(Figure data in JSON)
________________________
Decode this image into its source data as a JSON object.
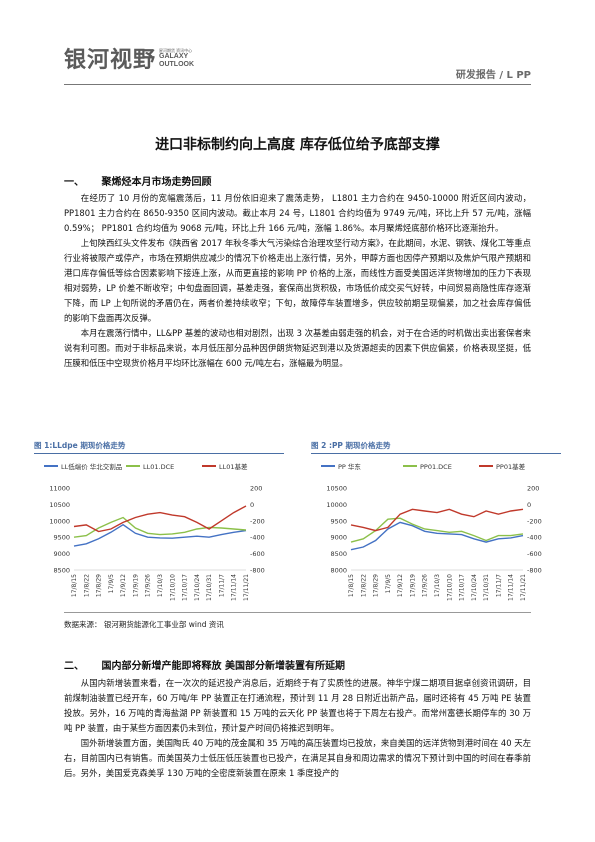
{
  "header": {
    "logo_cn": "银河视野",
    "logo_en_small": "星河期货 资讯中心",
    "logo_en_1": "GALAXY",
    "logo_en_2": "OUTLOOK",
    "report_type": "研发报告 / L PP"
  },
  "title": "进口非标制约向上高度  库存低位给予底部支撑",
  "section1": {
    "num": "一、",
    "title": "聚烯烃本月市场走势回顾",
    "paragraphs": [
      "在经历了 10 月份的宽幅震荡后，11 月份依旧迎来了震荡走势，  L1801 主力合约在 9450-10000 附近区间内波动，PP1801 主力合约在 8650-9350 区间内波动。截止本月 24 号，L1801 合约均值为 9749 元/吨，环比上升 57 元/吨，涨幅 0.59%；  PP1801 合约均值为 9068 元/吨，环比上升 166 元/吨，涨幅 1.86%。本月聚烯烃底部价格环比逐渐抬升。",
      "上旬陕西红头文件发布《陕西省 2017 年秋冬季大气污染综合治理攻坚行动方案》，在此期间，水泥、钢铁、煤化工等重点行业将被限产或停产，市场在预期供应减少的情况下价格走出上涨行情，另外，甲醇方面也因停产预期以及焦炉气限产预期和港口库存偏低等综合因素影响下接连上涨，从而更直接的影响 PP 价格的上涨，而线性方面受美国远洋货物增加的压力下表现相对弱势，LP 价差不断收窄；中旬盘面回调，基差走强，套保商出货积极，市场低价成交买气好转，中间贸易商隐性库存逐渐下降，而 LP 上旬所说的矛盾仍在，两者价差持续收窄；下旬，故障停车装置增多，供应较前期呈现偏紧，加之社会库存偏低的影响下盘面再次反弹。",
      "本月在震荡行情中，LL&PP 基差的波动也相对剧烈，出现 3 次基差由弱走强的机会，对于在合适的时机做出卖出套保者来说有利可图。而对于非标品来说，本月低压部分品种因伊朗货物延迟到港以及货源超卖的因素下供应偏紧，价格表现坚挺，低压膜和低压中空现货价格月平均环比涨幅在 600 元/吨左右，涨幅最为明显。"
    ]
  },
  "charts": {
    "left_title": "图 1:LLdpe 期现价格走势",
    "right_title": "图 2 :PP 期现价格走势"
  },
  "chart_data": [
    {
      "type": "line",
      "title": "图 1:LLdpe 期现价格走势",
      "categories": [
        "17/8/15",
        "17/8/22",
        "17/8/29",
        "17/9/5",
        "17/9/12",
        "17/9/19",
        "17/9/26",
        "17/10/3",
        "17/10/10",
        "17/10/17",
        "17/10/24",
        "17/10/31",
        "17/11/7",
        "17/11/14",
        "17/11/21"
      ],
      "series": [
        {
          "name": "LL低端价 华北交割品",
          "color": "#4472c4",
          "axis": "left",
          "values": [
            9230,
            9300,
            9450,
            9650,
            9880,
            9620,
            9500,
            9480,
            9470,
            9500,
            9530,
            9500,
            9580,
            9650,
            9700
          ]
        },
        {
          "name": "LL01.DCE",
          "color": "#8cc04a",
          "axis": "left",
          "values": [
            9500,
            9550,
            9780,
            9950,
            10100,
            9780,
            9620,
            9580,
            9600,
            9650,
            9750,
            9800,
            9780,
            9750,
            9720
          ]
        },
        {
          "name": "LL01基差",
          "color": "#c0392b",
          "axis": "right",
          "values": [
            -270,
            -250,
            -330,
            -300,
            -220,
            -160,
            -120,
            -100,
            -130,
            -150,
            -220,
            -300,
            -200,
            -100,
            -20
          ]
        }
      ],
      "yleft": [
        8500,
        11000
      ],
      "yleft_ticks": [
        8500,
        9000,
        9500,
        10000,
        10500,
        11000
      ],
      "yright": [
        -800,
        200
      ],
      "yright_ticks": [
        -800,
        -600,
        -400,
        -200,
        0,
        200
      ],
      "legend": "top"
    },
    {
      "type": "line",
      "title": "图 2 :PP 期现价格走势",
      "categories": [
        "17/8/15",
        "17/8/22",
        "17/8/29",
        "17/9/5",
        "17/9/12",
        "17/9/19",
        "17/9/26",
        "17/10/3",
        "17/10/10",
        "17/10/17",
        "17/10/24",
        "17/10/31",
        "17/11/7",
        "17/11/14",
        "17/11/21"
      ],
      "series": [
        {
          "name": "PP 华东",
          "color": "#4472c4",
          "axis": "left",
          "values": [
            8620,
            8700,
            8900,
            9250,
            9450,
            9350,
            9180,
            9120,
            9100,
            9080,
            8950,
            8850,
            8950,
            8980,
            9050
          ]
        },
        {
          "name": "PP01.DCE",
          "color": "#8cc04a",
          "axis": "left",
          "values": [
            8850,
            8950,
            9200,
            9550,
            9580,
            9400,
            9250,
            9200,
            9150,
            9180,
            9050,
            8900,
            9050,
            9050,
            9100
          ]
        },
        {
          "name": "PP01基差",
          "color": "#c0392b",
          "axis": "right",
          "values": [
            -250,
            -280,
            -320,
            -280,
            -120,
            -60,
            -80,
            -100,
            -60,
            -120,
            -150,
            -80,
            -120,
            -80,
            -60
          ]
        }
      ],
      "yleft": [
        8000,
        10500
      ],
      "yleft_ticks": [
        8000,
        8500,
        9000,
        9500,
        10000,
        10500
      ],
      "yright": [
        -800,
        200
      ],
      "yright_ticks": [
        -800,
        -600,
        -400,
        -200,
        0,
        200
      ],
      "legend": "top"
    }
  ],
  "source": "数据来源：   银河期货能源化工事业部    wind 资讯",
  "section2": {
    "num": "二、",
    "title": "国内部分新增产能即将释放   美国部分新增装置有所延期",
    "paragraphs": [
      "从国内新增装置来看，在一次次的延迟投产消息后，近期终于有了实质性的进展。神华宁煤二期项目据卓创资讯调研，目前煤制油装置已经开车，60 万吨/年 PP 装置正在打通流程，预计到 11 月 28 日附近出新产品，届时还将有 45 万吨 PE 装置投放。另外，16 万吨的青海盐湖 PP 新装置和 15 万吨的云天化 PP 装置也将于下周左右投产。而常州富德长期停车的 30 万吨 PP 装置，由于某些方面因素仍未到位，预计复产时间仍将推迟到明年。",
      "国外新增装置方面，美国陶氏 40 万吨的茂金属和 35 万吨的高压装置均已投放，来自美国的远洋货物到港时间在 40 天左右，目前国内已有销售。而美国英力士低压低压装置也已投产，在满足其自身和周边需求的情况下预计到中国的时间在春季前后。另外，美国爱克森美孚 130 万吨的全密度新装置在原来 1 季度投产的"
    ]
  }
}
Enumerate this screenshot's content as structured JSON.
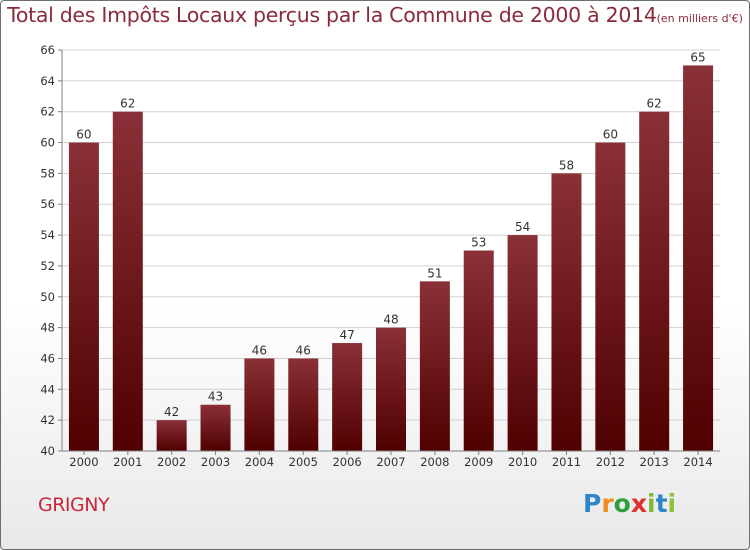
{
  "title": {
    "main": "Total des Impôts Locaux perçus par la Commune de 2000 à 2014",
    "unit": "(en milliers d'€)"
  },
  "commune": "GRIGNY",
  "brand": {
    "letters": [
      "P",
      "r",
      "o",
      "x",
      "i",
      "t",
      "i"
    ],
    "colors": [
      "#2e86c8",
      "#f28c1e",
      "#2e9e3e",
      "#e0302e",
      "#7fb83a",
      "#2e86c8",
      "#8fc23a"
    ]
  },
  "colors": {
    "bar_top": "#8a3038",
    "bar_bottom": "#500000",
    "grid": "#d0d0d0",
    "axis": "#808080",
    "text": "#333333"
  },
  "chart_data": {
    "type": "bar",
    "title": "Total des Impôts Locaux perçus par la Commune de 2000 à 2014",
    "xlabel": "",
    "ylabel": "",
    "categories": [
      "2000",
      "2001",
      "2002",
      "2003",
      "2004",
      "2005",
      "2006",
      "2007",
      "2008",
      "2009",
      "2010",
      "2011",
      "2012",
      "2013",
      "2014"
    ],
    "values": [
      60,
      62,
      42,
      43,
      46,
      46,
      47,
      48,
      51,
      53,
      54,
      58,
      60,
      62,
      65
    ],
    "ylim": [
      40,
      66
    ],
    "yticks": [
      40,
      42,
      44,
      46,
      48,
      50,
      52,
      54,
      56,
      58,
      60,
      62,
      64,
      66
    ],
    "grid": true
  }
}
________________________
• [Requirements]:
In the records above, how many lines include the string "Locaux"? Answer with only the number.

• [Task output]:
2